(Figure collection entries)
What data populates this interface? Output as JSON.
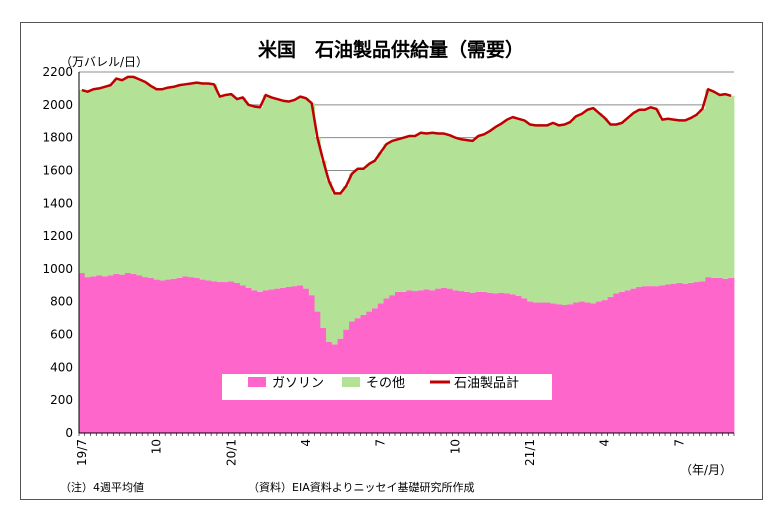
{
  "chart_data": {
    "type": "area",
    "title": "米国　石油製品供給量（需要）",
    "ylabel": "（万バレル/日）",
    "xlabel": "（年/月）",
    "ylim": [
      0,
      2200
    ],
    "yticks": [
      0,
      200,
      400,
      600,
      800,
      1000,
      1200,
      1400,
      1600,
      1800,
      2000,
      2200
    ],
    "x_tick_labels": [
      {
        "index": 0,
        "label": "19/7",
        "rotated": true
      },
      {
        "index": 13,
        "label": "10",
        "rotated": true
      },
      {
        "index": 26,
        "label": "20/1",
        "rotated": true
      },
      {
        "index": 39,
        "label": "4",
        "rotated": true
      },
      {
        "index": 52,
        "label": "7",
        "rotated": true
      },
      {
        "index": 65,
        "label": "10",
        "rotated": true
      },
      {
        "index": 78,
        "label": "21/1",
        "rotated": true
      },
      {
        "index": 91,
        "label": "4",
        "rotated": true
      },
      {
        "index": 104,
        "label": "7",
        "rotated": true
      }
    ],
    "grid": "horizontal",
    "legend_position": "bottom-center",
    "series": [
      {
        "name": "ガソリン",
        "color": "#ff66cc",
        "values": [
          975,
          950,
          955,
          960,
          955,
          960,
          970,
          965,
          975,
          970,
          960,
          950,
          945,
          935,
          930,
          935,
          940,
          945,
          955,
          950,
          945,
          935,
          930,
          925,
          920,
          920,
          925,
          915,
          900,
          885,
          870,
          860,
          870,
          875,
          880,
          885,
          890,
          895,
          900,
          880,
          840,
          740,
          640,
          555,
          540,
          575,
          630,
          680,
          700,
          720,
          740,
          760,
          790,
          820,
          840,
          860,
          860,
          870,
          865,
          870,
          875,
          870,
          880,
          885,
          880,
          870,
          865,
          860,
          855,
          860,
          860,
          855,
          850,
          855,
          850,
          845,
          835,
          820,
          800,
          795,
          795,
          795,
          790,
          785,
          780,
          785,
          795,
          800,
          795,
          790,
          800,
          810,
          830,
          850,
          860,
          870,
          880,
          890,
          895,
          895,
          895,
          900,
          905,
          910,
          915,
          910,
          915,
          920,
          925,
          950,
          945,
          945,
          940,
          945
        ]
      },
      {
        "name": "その他",
        "color": "#b3e296",
        "values": [
          1115,
          1130,
          1140,
          1140,
          1155,
          1160,
          1190,
          1185,
          1195,
          1200,
          1195,
          1190,
          1170,
          1160,
          1165,
          1170,
          1170,
          1175,
          1170,
          1180,
          1190,
          1195,
          1200,
          1200,
          1130,
          1140,
          1140,
          1120,
          1145,
          1115,
          1120,
          1125,
          1190,
          1170,
          1155,
          1140,
          1130,
          1135,
          1150,
          1160,
          1170,
          1060,
          1020,
          980,
          920,
          885,
          875,
          900,
          910,
          890,
          900,
          900,
          920,
          940,
          940,
          930,
          940,
          940,
          945,
          960,
          950,
          960,
          945,
          940,
          935,
          930,
          925,
          925,
          925,
          950,
          960,
          985,
          1015,
          1030,
          1060,
          1080,
          1080,
          1085,
          1080,
          1080,
          1080,
          1080,
          1100,
          1090,
          1100,
          1110,
          1135,
          1145,
          1175,
          1190,
          1150,
          1110,
          1050,
          1030,
          1030,
          1050,
          1070,
          1080,
          1075,
          1090,
          1080,
          1010,
          1010,
          1000,
          990,
          995,
          1005,
          1020,
          1050,
          1145,
          1135,
          1115,
          1125,
          1110
        ]
      },
      {
        "name": "石油製品計",
        "color": "#c00000",
        "values": [
          2090,
          2080,
          2095,
          2100,
          2110,
          2120,
          2160,
          2150,
          2170,
          2170,
          2155,
          2140,
          2115,
          2095,
          2095,
          2105,
          2110,
          2120,
          2125,
          2130,
          2135,
          2130,
          2130,
          2125,
          2050,
          2060,
          2065,
          2035,
          2045,
          2000,
          1990,
          1985,
          2060,
          2045,
          2035,
          2025,
          2020,
          2030,
          2050,
          2040,
          2010,
          1800,
          1660,
          1535,
          1460,
          1460,
          1505,
          1580,
          1610,
          1610,
          1640,
          1660,
          1710,
          1760,
          1780,
          1790,
          1800,
          1810,
          1810,
          1830,
          1825,
          1830,
          1825,
          1825,
          1815,
          1800,
          1790,
          1785,
          1780,
          1810,
          1820,
          1840,
          1865,
          1885,
          1910,
          1925,
          1915,
          1905,
          1880,
          1875,
          1875,
          1875,
          1890,
          1875,
          1880,
          1895,
          1930,
          1945,
          1970,
          1980,
          1950,
          1920,
          1880,
          1880,
          1890,
          1920,
          1950,
          1970,
          1970,
          1985,
          1975,
          1910,
          1915,
          1910,
          1905,
          1905,
          1920,
          1940,
          1975,
          2095,
          2080,
          2060,
          2065,
          2055
        ]
      }
    ]
  },
  "notes": {
    "left": "（注）4週平均値",
    "source": "（資料）EIA資料よりニッセイ基礎研究所作成"
  }
}
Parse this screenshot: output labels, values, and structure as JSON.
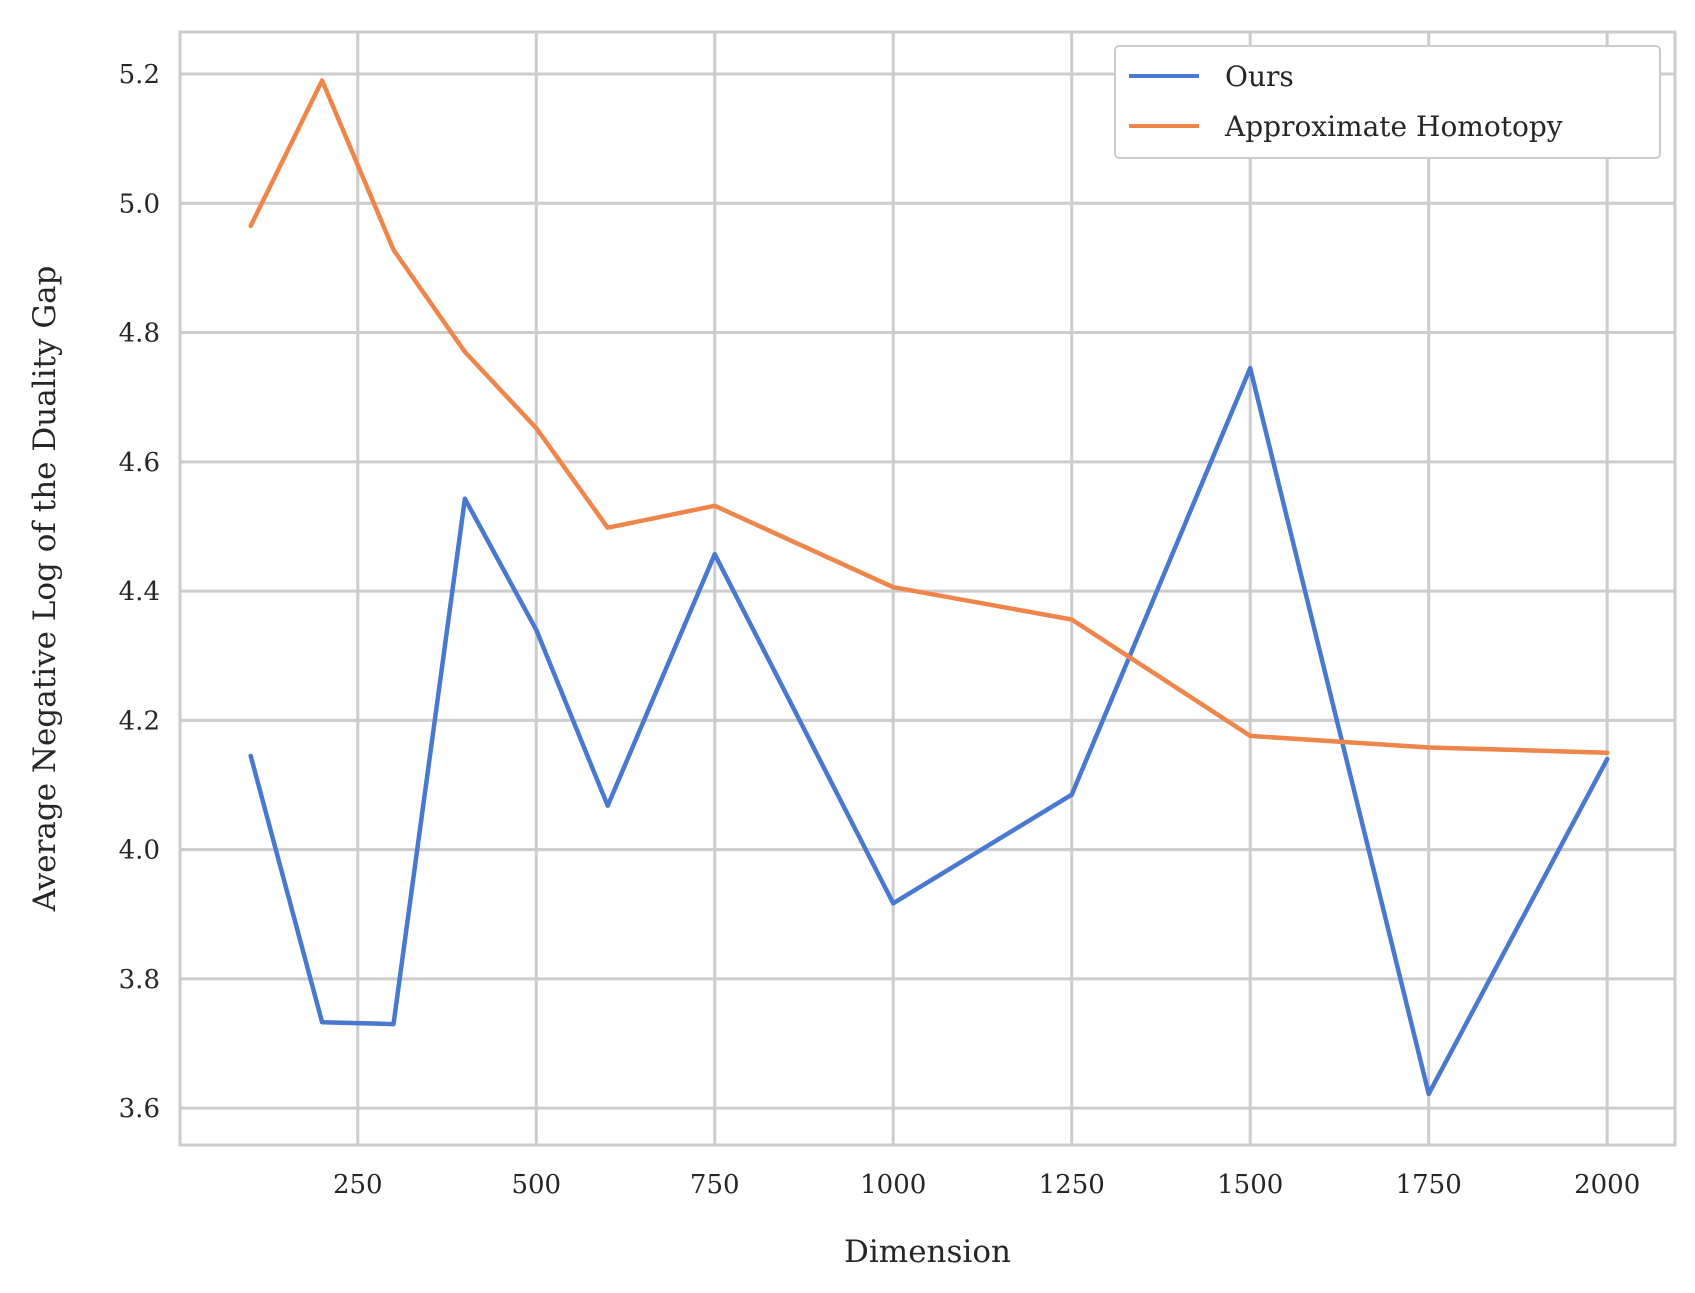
{
  "chart_data": {
    "type": "line",
    "title": "",
    "xlabel": "Dimension",
    "ylabel": "Average Negative Log of the Duality Gap",
    "xlim": [
      1,
      2095
    ],
    "ylim": [
      3.543,
      5.265
    ],
    "xticks": [
      250,
      500,
      750,
      1000,
      1250,
      1500,
      1750,
      2000
    ],
    "yticks": [
      3.6,
      3.8,
      4.0,
      4.2,
      4.4,
      4.6,
      4.8,
      5.0,
      5.2
    ],
    "grid": true,
    "legend_position": "top-right",
    "x": [
      100,
      200,
      300,
      400,
      500,
      600,
      750,
      1000,
      1250,
      1500,
      1750,
      2000
    ],
    "series": [
      {
        "name": "Ours",
        "color": "#4878d0",
        "values": [
          4.145,
          3.733,
          3.73,
          4.543,
          4.34,
          4.068,
          4.457,
          3.917,
          4.085,
          4.745,
          3.622,
          4.14
        ]
      },
      {
        "name": "Approximate Homotopy",
        "color": "#ee854a",
        "values": [
          4.965,
          5.19,
          4.928,
          4.77,
          4.652,
          4.498,
          4.532,
          4.406,
          4.356,
          4.176,
          4.158,
          4.15
        ]
      }
    ]
  }
}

> **Written exercise**: Print all the records again exactly; do not include any picture.

> **Exercise answer**:
What data populates this interface? Output as JSON.
{
  "chart_data": {
    "type": "area",
    "title": "米国　石油製品供給量（需要）",
    "ylabel": "（万バレル/日）",
    "xlabel": "（年/月）",
    "ylim": [
      0,
      2200
    ],
    "yticks": [
      0,
      200,
      400,
      600,
      800,
      1000,
      1200,
      1400,
      1600,
      1800,
      2000,
      2200
    ],
    "x_tick_labels": [
      {
        "index": 0,
        "label": "19/7",
        "rotated": true
      },
      {
        "index": 13,
        "label": "10",
        "rotated": true
      },
      {
        "index": 26,
        "label": "20/1",
        "rotated": true
      },
      {
        "index": 39,
        "label": "4",
        "rotated": true
      },
      {
        "index": 52,
        "label": "7",
        "rotated": true
      },
      {
        "index": 65,
        "label": "10",
        "rotated": true
      },
      {
        "index": 78,
        "label": "21/1",
        "rotated": true
      },
      {
        "index": 91,
        "label": "4",
        "rotated": true
      },
      {
        "index": 104,
        "label": "7",
        "rotated": true
      }
    ],
    "grid": "horizontal",
    "legend_position": "bottom-center",
    "series": [
      {
        "name": "ガソリン",
        "color": "#ff66cc",
        "values": [
          975,
          950,
          955,
          960,
          955,
          960,
          970,
          965,
          975,
          970,
          960,
          950,
          945,
          935,
          930,
          935,
          940,
          945,
          955,
          950,
          945,
          935,
          930,
          925,
          920,
          920,
          925,
          915,
          900,
          885,
          870,
          860,
          870,
          875,
          880,
          885,
          890,
          895,
          900,
          880,
          840,
          740,
          640,
          555,
          540,
          575,
          630,
          680,
          700,
          720,
          740,
          760,
          790,
          820,
          840,
          860,
          860,
          870,
          865,
          870,
          875,
          870,
          880,
          885,
          880,
          870,
          865,
          860,
          855,
          860,
          860,
          855,
          850,
          855,
          850,
          845,
          835,
          820,
          800,
          795,
          795,
          795,
          790,
          785,
          780,
          785,
          795,
          800,
          795,
          790,
          800,
          810,
          830,
          850,
          860,
          870,
          880,
          890,
          895,
          895,
          895,
          900,
          905,
          910,
          915,
          910,
          915,
          920,
          925,
          950,
          945,
          945,
          940,
          945
        ]
      },
      {
        "name": "その他",
        "color": "#b3e296",
        "values": [
          1115,
          1130,
          1140,
          1140,
          1155,
          1160,
          1190,
          1185,
          1195,
          1200,
          1195,
          1190,
          1170,
          1160,
          1165,
          1170,
          1170,
          1175,
          1170,
          1180,
          1190,
          1195,
          1200,
          1200,
          1130,
          1140,
          1140,
          1120,
          1145,
          1115,
          1120,
          1125,
          1190,
          1170,
          1155,
          1140,
          1130,
          1135,
          1150,
          1160,
          1170,
          1060,
          1020,
          980,
          920,
          885,
          875,
          900,
          910,
          890,
          900,
          900,
          920,
          940,
          940,
          930,
          940,
          940,
          945,
          960,
          950,
          960,
          945,
          940,
          935,
          930,
          925,
          925,
          925,
          950,
          960,
          985,
          1015,
          1030,
          1060,
          1080,
          1080,
          1085,
          1080,
          1080,
          1080,
          1080,
          1100,
          1090,
          1100,
          1110,
          1135,
          1145,
          1175,
          1190,
          1150,
          1110,
          1050,
          1030,
          1030,
          1050,
          1070,
          1080,
          1075,
          1090,
          1080,
          1010,
          1010,
          1000,
          990,
          995,
          1005,
          1020,
          1050,
          1145,
          1135,
          1115,
          1125,
          1110
        ]
      },
      {
        "name": "石油製品計",
        "color": "#c00000",
        "values": [
          2090,
          2080,
          2095,
          2100,
          2110,
          2120,
          2160,
          2150,
          2170,
          2170,
          2155,
          2140,
          2115,
          2095,
          2095,
          2105,
          2110,
          2120,
          2125,
          2130,
          2135,
          2130,
          2130,
          2125,
          2050,
          2060,
          2065,
          2035,
          2045,
          2000,
          1990,
          1985,
          2060,
          2045,
          2035,
          2025,
          2020,
          2030,
          2050,
          2040,
          2010,
          1800,
          1660,
          1535,
          1460,
          1460,
          1505,
          1580,
          1610,
          1610,
          1640,
          1660,
          1710,
          1760,
          1780,
          1790,
          1800,
          1810,
          1810,
          1830,
          1825,
          1830,
          1825,
          1825,
          1815,
          1800,
          1790,
          1785,
          1780,
          1810,
          1820,
          1840,
          1865,
          1885,
          1910,
          1925,
          1915,
          1905,
          1880,
          1875,
          1875,
          1875,
          1890,
          1875,
          1880,
          1895,
          1930,
          1945,
          1970,
          1980,
          1950,
          1920,
          1880,
          1880,
          1890,
          1920,
          1950,
          1970,
          1970,
          1985,
          1975,
          1910,
          1915,
          1910,
          1905,
          1905,
          1920,
          1940,
          1975,
          2095,
          2080,
          2060,
          2065,
          2055
        ]
      }
    ]
  },
  "notes": {
    "left": "（注）4週平均値",
    "source": "（資料）EIA資料よりニッセイ基礎研究所作成"
  }
}
Parse this screenshot: output labels, values, and structure as JSON.
{
  "chart_data": {
    "type": "line",
    "title": "",
    "xlabel": "Dimension",
    "ylabel": "Average Negative Log of the Duality Gap",
    "xlim": [
      1,
      2095
    ],
    "ylim": [
      3.543,
      5.265
    ],
    "xticks": [
      250,
      500,
      750,
      1000,
      1250,
      1500,
      1750,
      2000
    ],
    "yticks": [
      3.6,
      3.8,
      4.0,
      4.2,
      4.4,
      4.6,
      4.8,
      5.0,
      5.2
    ],
    "grid": true,
    "legend_position": "top-right",
    "x": [
      100,
      200,
      300,
      400,
      500,
      600,
      750,
      1000,
      1250,
      1500,
      1750,
      2000
    ],
    "series": [
      {
        "name": "Ours",
        "color": "#4878d0",
        "values": [
          4.145,
          3.733,
          3.73,
          4.543,
          4.34,
          4.068,
          4.457,
          3.917,
          4.085,
          4.745,
          3.622,
          4.14
        ]
      },
      {
        "name": "Approximate Homotopy",
        "color": "#ee854a",
        "values": [
          4.965,
          5.19,
          4.928,
          4.77,
          4.652,
          4.498,
          4.532,
          4.406,
          4.356,
          4.176,
          4.158,
          4.15
        ]
      }
    ]
  }
}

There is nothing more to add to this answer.